[Records excerpted from a collection]
"""
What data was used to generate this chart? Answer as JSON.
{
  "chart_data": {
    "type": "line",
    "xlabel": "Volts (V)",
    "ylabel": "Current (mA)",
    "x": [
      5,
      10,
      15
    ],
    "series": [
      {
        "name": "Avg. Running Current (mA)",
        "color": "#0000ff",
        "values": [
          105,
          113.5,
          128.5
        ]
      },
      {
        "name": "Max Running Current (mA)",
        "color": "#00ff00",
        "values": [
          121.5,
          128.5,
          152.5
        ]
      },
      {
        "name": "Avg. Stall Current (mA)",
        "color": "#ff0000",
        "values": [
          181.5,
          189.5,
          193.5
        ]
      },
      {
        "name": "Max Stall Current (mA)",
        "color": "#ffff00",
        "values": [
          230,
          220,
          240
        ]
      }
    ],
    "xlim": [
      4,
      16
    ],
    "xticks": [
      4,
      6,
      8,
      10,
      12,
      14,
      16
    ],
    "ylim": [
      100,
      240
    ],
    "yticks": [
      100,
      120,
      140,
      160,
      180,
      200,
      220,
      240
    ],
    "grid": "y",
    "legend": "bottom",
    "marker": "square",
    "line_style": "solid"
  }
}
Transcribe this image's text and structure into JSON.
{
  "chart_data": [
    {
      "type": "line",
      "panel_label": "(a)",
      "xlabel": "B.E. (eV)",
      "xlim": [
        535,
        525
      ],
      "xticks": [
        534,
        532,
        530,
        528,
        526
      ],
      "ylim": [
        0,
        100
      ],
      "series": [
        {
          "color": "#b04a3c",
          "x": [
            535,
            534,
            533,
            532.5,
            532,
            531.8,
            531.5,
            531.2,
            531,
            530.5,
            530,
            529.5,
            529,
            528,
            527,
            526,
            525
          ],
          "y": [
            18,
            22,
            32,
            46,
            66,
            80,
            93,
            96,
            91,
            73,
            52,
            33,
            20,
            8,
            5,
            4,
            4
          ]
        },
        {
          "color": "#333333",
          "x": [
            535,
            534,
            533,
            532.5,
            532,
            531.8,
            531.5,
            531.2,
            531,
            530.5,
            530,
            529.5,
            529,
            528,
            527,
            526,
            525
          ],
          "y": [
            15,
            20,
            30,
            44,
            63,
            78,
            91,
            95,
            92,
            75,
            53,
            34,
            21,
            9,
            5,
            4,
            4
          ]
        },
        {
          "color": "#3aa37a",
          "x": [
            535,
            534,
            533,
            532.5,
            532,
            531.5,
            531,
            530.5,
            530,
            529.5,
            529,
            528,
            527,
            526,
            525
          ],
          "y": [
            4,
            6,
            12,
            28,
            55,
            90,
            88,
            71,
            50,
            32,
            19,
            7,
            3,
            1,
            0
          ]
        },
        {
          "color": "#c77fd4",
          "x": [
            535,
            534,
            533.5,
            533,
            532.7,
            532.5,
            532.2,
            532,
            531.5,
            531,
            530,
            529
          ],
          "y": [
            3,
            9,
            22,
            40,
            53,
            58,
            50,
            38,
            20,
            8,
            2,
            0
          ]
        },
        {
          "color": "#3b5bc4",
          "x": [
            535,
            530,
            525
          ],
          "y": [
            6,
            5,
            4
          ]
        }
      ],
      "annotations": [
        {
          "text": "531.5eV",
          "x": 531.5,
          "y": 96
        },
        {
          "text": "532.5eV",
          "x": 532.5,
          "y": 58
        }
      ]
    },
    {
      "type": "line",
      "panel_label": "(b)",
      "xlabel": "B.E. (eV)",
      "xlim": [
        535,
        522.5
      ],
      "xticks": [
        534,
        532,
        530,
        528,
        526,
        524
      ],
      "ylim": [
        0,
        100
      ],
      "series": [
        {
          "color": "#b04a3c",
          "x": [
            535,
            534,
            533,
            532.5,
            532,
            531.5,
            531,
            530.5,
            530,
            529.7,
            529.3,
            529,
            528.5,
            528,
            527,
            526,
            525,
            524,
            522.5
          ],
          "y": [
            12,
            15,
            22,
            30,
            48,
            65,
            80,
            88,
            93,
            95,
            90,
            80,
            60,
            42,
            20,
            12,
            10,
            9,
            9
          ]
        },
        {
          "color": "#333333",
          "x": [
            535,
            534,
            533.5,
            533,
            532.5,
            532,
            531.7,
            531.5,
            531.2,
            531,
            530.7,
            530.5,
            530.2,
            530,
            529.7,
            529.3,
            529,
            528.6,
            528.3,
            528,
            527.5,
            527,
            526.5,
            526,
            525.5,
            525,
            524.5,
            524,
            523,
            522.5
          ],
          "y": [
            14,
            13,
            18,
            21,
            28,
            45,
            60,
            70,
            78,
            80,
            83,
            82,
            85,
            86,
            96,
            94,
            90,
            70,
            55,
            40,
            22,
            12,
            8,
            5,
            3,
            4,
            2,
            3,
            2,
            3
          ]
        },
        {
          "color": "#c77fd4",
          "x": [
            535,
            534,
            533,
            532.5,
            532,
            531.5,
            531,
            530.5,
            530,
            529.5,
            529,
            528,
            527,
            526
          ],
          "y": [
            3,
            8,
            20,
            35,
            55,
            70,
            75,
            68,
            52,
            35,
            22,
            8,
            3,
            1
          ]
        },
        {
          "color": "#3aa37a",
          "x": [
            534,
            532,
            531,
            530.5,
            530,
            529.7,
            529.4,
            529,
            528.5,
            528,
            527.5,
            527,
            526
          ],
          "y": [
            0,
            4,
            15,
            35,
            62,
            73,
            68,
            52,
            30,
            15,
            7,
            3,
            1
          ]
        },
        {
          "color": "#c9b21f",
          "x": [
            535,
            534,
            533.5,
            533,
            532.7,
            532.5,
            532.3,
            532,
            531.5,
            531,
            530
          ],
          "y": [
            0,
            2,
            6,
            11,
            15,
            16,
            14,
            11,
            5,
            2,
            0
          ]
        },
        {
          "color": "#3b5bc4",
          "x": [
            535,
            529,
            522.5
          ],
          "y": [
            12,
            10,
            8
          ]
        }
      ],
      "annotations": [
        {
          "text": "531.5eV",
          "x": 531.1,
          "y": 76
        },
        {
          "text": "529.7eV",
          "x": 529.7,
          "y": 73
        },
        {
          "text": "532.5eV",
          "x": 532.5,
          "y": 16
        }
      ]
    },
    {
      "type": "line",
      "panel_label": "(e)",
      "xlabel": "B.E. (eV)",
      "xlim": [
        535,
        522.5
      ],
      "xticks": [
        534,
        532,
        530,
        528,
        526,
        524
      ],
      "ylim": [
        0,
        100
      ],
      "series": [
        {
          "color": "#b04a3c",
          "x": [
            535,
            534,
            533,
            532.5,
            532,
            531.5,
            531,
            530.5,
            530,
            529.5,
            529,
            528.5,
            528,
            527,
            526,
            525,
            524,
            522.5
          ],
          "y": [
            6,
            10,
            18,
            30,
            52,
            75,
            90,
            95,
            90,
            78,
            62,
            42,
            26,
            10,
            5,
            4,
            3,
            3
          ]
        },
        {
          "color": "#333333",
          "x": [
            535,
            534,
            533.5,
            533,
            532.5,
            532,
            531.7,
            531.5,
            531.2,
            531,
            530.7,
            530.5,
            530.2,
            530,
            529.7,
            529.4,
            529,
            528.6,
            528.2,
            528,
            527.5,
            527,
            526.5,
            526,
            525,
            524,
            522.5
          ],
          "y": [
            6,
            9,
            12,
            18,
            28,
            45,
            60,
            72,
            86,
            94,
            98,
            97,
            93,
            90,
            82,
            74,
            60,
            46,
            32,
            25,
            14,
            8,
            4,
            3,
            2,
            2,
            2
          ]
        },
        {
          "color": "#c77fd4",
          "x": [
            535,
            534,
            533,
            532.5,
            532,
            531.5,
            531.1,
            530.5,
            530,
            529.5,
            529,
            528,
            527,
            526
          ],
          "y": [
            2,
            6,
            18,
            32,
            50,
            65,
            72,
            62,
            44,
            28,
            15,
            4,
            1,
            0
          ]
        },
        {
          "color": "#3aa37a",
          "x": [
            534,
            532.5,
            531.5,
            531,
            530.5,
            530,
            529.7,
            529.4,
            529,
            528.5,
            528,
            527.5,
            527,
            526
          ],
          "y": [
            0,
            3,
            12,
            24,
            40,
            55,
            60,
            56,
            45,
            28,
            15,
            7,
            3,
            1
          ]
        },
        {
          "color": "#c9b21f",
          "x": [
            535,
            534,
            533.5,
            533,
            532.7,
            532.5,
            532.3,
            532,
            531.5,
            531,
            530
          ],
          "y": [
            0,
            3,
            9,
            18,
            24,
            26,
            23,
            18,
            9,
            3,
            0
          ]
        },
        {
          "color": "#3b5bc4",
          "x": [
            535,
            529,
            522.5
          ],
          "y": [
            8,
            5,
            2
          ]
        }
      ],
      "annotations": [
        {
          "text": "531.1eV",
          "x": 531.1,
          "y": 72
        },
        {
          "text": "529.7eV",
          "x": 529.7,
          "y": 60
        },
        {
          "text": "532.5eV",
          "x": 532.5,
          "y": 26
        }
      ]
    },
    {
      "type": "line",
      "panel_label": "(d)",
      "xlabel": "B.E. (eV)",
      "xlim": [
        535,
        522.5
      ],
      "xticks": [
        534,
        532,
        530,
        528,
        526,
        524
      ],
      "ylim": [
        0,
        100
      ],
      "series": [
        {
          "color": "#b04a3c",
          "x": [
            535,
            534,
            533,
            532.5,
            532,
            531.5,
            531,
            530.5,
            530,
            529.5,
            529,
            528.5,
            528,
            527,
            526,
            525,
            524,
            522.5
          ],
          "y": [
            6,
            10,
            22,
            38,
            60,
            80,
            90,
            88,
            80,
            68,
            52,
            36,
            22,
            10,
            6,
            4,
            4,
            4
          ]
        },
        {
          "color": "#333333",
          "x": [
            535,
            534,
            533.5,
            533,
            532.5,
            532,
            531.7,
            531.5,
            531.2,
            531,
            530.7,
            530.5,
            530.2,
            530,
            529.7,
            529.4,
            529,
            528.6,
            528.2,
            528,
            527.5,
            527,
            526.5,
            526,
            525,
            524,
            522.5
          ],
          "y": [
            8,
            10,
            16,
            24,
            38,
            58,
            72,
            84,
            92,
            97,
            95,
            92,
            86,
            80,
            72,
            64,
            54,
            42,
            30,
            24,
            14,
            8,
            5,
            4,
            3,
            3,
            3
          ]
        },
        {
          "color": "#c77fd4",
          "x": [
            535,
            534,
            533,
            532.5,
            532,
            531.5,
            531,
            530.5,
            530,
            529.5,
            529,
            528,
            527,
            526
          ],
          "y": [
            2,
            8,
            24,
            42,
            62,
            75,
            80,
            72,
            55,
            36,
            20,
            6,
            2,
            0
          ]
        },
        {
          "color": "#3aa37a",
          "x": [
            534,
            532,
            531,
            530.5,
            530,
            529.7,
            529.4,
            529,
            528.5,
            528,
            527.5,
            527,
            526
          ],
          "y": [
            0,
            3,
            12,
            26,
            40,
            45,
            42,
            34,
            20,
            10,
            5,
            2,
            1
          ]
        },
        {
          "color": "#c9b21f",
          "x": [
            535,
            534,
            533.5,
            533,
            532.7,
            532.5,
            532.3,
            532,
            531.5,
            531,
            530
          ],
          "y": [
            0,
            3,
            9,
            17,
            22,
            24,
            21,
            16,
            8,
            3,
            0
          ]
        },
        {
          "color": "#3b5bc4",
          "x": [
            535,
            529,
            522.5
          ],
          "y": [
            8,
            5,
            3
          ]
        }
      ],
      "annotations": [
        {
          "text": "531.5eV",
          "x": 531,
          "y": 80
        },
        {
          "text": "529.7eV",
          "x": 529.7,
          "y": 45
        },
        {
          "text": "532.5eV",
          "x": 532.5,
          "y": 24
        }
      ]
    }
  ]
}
"""
## Objective:
Go through the material and copy out every line with "name" in it.

## Result of this task:
        "name": "Avg. Running Current (mA)",
        "name": "Max Running Current (mA)",
        "name": "Avg. Stall Current (mA)",
        "name": "Max Stall Current (mA)",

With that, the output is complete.